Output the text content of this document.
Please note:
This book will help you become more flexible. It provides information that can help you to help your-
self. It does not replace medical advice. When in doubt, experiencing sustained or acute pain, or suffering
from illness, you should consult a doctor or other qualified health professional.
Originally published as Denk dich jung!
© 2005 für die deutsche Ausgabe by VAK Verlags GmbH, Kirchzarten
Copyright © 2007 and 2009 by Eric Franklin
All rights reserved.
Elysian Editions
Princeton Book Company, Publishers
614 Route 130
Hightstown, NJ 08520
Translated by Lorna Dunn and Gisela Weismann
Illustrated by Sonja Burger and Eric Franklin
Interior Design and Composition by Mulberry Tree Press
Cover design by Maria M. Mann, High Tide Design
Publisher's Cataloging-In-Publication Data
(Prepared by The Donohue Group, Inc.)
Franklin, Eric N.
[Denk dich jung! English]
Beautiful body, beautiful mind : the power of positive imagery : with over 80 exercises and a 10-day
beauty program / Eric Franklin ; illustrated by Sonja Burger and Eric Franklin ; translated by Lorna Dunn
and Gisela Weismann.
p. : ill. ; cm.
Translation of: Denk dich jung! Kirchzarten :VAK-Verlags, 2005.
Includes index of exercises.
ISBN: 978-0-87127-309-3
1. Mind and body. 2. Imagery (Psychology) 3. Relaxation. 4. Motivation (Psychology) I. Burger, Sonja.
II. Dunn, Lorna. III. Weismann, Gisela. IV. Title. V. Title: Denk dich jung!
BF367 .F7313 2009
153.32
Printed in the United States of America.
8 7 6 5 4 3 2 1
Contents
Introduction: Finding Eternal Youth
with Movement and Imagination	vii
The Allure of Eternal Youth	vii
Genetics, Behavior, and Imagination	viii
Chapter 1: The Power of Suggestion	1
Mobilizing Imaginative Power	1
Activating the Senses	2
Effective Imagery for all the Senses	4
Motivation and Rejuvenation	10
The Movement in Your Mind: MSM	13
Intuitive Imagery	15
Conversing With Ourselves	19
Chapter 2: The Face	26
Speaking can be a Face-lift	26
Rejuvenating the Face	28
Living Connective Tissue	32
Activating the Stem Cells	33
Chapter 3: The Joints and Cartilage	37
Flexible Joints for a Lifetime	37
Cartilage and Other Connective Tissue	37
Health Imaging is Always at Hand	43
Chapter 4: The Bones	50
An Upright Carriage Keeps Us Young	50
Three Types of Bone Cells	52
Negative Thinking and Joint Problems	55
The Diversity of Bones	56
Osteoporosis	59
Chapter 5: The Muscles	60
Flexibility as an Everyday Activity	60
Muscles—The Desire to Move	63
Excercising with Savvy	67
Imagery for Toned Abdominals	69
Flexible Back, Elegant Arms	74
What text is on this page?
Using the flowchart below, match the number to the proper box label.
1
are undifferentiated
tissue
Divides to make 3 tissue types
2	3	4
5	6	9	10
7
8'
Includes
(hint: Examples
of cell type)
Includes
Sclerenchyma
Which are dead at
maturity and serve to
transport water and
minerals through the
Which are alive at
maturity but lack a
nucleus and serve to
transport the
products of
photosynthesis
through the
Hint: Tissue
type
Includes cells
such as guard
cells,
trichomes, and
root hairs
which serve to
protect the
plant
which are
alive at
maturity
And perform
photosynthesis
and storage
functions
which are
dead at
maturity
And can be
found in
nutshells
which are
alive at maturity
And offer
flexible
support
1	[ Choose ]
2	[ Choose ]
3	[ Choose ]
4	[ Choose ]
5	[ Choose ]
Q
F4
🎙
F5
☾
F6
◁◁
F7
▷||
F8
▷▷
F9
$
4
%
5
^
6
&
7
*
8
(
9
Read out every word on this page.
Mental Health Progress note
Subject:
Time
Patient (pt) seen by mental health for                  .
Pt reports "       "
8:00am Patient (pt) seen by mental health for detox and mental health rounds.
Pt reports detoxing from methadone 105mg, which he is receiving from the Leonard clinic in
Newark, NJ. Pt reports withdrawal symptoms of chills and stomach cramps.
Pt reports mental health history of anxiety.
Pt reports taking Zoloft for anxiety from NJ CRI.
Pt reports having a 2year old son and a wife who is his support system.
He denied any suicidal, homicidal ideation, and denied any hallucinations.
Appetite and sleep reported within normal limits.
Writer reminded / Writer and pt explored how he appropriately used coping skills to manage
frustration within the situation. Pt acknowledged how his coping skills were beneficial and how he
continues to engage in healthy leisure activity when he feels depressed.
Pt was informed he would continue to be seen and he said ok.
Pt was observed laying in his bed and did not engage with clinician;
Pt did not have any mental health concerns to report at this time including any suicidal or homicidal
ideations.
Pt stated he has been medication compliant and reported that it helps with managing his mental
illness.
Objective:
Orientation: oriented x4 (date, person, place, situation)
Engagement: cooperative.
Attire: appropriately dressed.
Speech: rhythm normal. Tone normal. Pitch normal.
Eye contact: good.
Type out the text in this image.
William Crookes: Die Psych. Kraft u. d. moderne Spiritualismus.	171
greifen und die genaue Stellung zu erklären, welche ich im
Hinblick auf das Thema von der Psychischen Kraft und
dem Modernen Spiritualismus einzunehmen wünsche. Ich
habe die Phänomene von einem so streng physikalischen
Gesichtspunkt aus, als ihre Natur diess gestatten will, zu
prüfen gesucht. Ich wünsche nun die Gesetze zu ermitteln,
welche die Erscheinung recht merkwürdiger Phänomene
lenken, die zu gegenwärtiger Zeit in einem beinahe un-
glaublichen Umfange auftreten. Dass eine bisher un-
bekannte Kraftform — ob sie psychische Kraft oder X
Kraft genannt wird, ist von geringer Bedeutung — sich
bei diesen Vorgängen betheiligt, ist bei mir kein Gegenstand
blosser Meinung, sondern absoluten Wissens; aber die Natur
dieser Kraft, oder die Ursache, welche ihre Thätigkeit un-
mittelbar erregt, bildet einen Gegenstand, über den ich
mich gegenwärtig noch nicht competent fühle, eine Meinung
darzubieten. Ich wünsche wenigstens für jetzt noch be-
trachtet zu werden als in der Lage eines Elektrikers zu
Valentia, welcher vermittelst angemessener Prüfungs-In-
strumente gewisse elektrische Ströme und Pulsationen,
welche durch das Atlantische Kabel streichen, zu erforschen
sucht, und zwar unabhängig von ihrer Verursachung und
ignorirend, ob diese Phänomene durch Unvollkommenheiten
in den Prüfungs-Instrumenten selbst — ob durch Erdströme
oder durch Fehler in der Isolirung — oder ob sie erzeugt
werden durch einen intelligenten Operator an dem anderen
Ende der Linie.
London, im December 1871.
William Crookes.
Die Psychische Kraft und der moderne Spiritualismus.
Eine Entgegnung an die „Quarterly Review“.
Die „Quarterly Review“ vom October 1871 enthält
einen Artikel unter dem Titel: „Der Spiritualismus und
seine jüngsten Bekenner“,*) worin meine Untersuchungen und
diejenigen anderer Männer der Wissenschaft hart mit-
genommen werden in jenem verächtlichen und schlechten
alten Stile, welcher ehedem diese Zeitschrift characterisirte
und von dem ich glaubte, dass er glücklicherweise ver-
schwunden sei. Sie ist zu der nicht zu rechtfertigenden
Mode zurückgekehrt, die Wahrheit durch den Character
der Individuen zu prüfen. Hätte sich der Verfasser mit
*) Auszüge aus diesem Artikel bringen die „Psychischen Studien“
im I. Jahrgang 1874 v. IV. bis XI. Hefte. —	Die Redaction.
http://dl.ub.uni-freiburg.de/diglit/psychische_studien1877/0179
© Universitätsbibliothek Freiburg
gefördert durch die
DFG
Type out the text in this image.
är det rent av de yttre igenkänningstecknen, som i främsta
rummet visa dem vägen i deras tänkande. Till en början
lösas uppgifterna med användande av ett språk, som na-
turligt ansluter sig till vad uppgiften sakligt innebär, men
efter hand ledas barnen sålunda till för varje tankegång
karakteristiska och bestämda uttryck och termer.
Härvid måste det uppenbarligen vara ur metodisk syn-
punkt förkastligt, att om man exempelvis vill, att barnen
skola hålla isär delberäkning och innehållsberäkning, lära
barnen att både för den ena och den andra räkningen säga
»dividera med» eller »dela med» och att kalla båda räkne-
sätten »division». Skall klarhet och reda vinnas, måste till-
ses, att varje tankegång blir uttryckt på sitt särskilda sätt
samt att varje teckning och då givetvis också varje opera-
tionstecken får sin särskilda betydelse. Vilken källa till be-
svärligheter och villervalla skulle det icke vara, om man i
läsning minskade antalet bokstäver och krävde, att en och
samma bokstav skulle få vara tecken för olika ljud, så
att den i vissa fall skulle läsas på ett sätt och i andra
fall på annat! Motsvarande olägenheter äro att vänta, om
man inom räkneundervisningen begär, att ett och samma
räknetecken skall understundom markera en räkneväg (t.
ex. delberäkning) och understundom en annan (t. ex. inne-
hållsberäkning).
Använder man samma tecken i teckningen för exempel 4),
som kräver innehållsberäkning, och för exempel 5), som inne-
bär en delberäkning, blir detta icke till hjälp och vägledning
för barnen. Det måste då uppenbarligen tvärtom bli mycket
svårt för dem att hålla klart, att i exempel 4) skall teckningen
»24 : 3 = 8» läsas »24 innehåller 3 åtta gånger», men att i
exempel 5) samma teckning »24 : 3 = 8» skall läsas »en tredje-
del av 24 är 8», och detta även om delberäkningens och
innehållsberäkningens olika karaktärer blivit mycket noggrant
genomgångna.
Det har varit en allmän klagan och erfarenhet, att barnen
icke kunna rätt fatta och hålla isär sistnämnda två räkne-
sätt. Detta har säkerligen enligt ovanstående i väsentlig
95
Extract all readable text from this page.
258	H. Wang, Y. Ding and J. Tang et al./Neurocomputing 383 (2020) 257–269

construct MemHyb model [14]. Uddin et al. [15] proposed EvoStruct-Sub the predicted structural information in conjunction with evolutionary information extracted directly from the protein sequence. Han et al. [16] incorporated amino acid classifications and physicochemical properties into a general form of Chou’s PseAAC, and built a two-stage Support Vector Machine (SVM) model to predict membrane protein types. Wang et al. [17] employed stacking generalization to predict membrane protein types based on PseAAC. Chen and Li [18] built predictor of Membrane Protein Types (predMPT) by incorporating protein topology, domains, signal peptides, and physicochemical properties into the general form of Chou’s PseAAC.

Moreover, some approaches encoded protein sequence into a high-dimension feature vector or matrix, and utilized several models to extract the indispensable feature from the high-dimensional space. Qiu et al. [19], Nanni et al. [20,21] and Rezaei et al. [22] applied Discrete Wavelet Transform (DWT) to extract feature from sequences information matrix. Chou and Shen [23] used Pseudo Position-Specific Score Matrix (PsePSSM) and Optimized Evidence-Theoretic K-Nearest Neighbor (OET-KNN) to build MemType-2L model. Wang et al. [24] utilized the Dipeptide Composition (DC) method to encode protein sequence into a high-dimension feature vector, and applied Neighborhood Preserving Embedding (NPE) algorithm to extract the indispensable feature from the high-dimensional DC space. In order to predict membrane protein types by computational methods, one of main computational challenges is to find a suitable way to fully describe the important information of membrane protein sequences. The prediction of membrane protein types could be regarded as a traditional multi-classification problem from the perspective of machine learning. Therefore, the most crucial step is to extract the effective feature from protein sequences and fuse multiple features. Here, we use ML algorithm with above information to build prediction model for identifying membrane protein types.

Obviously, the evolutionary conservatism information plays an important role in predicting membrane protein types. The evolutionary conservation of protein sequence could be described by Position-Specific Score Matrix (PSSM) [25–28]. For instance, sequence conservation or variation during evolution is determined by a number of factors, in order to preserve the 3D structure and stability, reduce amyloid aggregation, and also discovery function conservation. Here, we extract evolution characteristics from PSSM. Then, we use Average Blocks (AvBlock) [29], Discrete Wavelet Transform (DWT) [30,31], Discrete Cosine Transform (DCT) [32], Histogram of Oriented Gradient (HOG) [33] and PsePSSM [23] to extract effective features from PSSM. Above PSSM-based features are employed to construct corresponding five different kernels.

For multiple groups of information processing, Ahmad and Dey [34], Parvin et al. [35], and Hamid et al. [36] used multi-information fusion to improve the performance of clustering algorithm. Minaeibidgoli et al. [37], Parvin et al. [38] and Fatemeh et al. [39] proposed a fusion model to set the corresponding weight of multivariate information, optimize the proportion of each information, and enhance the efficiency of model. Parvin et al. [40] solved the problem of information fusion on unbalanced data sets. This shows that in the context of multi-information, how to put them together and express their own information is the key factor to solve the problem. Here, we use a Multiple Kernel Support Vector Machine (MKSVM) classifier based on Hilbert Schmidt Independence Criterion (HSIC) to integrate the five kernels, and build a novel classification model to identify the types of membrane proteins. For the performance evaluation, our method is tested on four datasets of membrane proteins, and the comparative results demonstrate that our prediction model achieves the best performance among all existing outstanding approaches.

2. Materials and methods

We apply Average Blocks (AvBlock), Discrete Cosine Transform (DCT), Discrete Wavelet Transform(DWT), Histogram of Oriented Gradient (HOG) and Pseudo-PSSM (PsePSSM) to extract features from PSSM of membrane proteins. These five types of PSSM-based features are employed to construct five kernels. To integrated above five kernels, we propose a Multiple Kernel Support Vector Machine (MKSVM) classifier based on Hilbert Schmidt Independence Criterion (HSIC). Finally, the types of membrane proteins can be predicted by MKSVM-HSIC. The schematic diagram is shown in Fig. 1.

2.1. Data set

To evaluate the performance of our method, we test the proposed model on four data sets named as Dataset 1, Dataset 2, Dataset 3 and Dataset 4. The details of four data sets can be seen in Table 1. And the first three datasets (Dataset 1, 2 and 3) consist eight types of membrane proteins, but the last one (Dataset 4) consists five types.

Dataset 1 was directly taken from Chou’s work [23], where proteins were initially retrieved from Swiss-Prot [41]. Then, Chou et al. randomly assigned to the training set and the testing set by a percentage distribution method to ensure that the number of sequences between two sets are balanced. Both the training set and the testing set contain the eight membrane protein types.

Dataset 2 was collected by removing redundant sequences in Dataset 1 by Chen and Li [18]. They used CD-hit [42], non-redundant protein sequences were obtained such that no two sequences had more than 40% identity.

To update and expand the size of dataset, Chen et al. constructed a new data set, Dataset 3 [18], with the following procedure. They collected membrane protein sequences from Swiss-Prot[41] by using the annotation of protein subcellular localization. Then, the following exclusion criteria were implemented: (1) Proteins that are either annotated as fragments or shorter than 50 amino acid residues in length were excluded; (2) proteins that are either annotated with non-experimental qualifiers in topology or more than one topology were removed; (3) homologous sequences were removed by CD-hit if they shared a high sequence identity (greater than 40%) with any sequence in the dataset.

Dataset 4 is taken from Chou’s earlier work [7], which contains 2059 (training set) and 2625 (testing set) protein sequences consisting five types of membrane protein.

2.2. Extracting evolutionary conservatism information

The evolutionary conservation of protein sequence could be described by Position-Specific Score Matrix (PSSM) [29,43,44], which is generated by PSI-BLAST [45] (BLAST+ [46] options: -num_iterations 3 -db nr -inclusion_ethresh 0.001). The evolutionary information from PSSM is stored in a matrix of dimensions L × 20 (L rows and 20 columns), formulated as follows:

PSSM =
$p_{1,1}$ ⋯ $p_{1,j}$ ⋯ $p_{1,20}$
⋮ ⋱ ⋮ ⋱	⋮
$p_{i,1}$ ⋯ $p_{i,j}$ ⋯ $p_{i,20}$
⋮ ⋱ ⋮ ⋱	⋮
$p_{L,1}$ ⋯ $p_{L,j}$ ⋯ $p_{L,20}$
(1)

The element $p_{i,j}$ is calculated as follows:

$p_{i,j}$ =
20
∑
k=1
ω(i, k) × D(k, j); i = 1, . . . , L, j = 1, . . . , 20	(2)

- About this task
Your output must be one number: how many lines of the listing include "teckningen".

- Problem solution
2